§ CHALLENGES
1. From the Lower Hamakua Ditch news report, reproduce the passage from "Waimea attorney Margaret" up to and including "then be filled.".
2. List every organization or government body named in the Lower Hamakua Ditch news report.
3. Write a continuation of the Lower Hamakua Ditch news report, picking up after its final sentence.

§ TEXT EXCERPT
Posted October 2, 2012, 07:02 PM HST Updated October 3, 2012, 05:06 PM HST

The Lower Hamakua Ditch. Photo courtesy of Margaret Wille.

A group opposed to plans to modify the Lower Hamakua Ditch with plastic pipe today gained the support of several members of the County Council.

Testifying before the Committee on Agriculture, Water & Energy Sustainability, the group called Third Thursday Thrive said plans to modify the irrigation ditch would result in the loss of a culturally and historically significant feature in Hamakua.

Plastic pipe ready to be installed in the Lower Hamakua Ditch. Photo courtesy of Margaret Wille.

Waimea attorney Margaret Wille told council members she represents two area landowners who have refused to sell their ditch easements. Wille said those final holdouts are the only reason the project has not moved forward.

According to the group, the state Department of Agriculture has hired a contractor to place 36-inch pipe into the ditch which would then be filled.

§ DATA SECTION

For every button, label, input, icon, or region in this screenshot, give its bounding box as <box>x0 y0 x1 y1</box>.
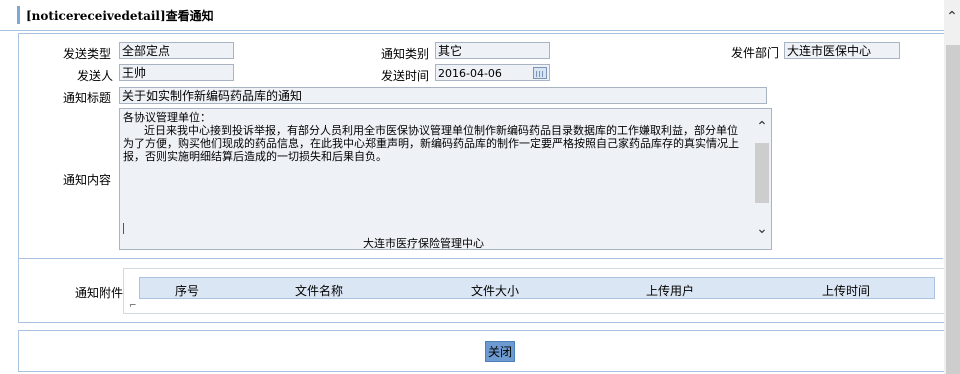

§ TASK-BY-TASK RESULTS
1.
Waimea attorney Margaret Wille told council members she represents two area landowners who have refused to sell their ditch easements. Wille said those final holdouts are the only reason the project has not moved forward.

According to the group, the state Department of Agriculture has hired a contractor to place 36-inch pipe into the ditch which would then be filled.

2.
- County Council
- Committee on Agriculture, Water & Energy Sustainability
- Third Thursday Thrive
- state Department of Agriculture

3.
One of those holdouts, Edie Bikle of Kapulena, said there is only about 100 feet of the ditch on her 1½ acres of land but it’s a stretch she doesn’t want to lose. Bikle said she sometimes enjoys just sitting by the ditch, watching the wildlife it contains including crayfish, tilapia and even koloa ducks.

Group members said the ditch is the only place on the Big Island where the ducks are found. They are also seen on Maui, they said.

Bikle said she also uses water from the ditch for a large garden. She would have to have a meter installed to obtain water if the reconstruction project is completed.

Waipio farmer Fernando Salas testifies today before a County Council committee. Photo by Dave Smith.

Fernando Salas, a Waipio Valley farmer, told Big Island Now he was concerned about activities planned for the ditch’s water source above the valley, saying he has been unable to get answers about what is planned there.


Other group members said they too have had difficulties obtaining information about the project, including which government agencies are involved.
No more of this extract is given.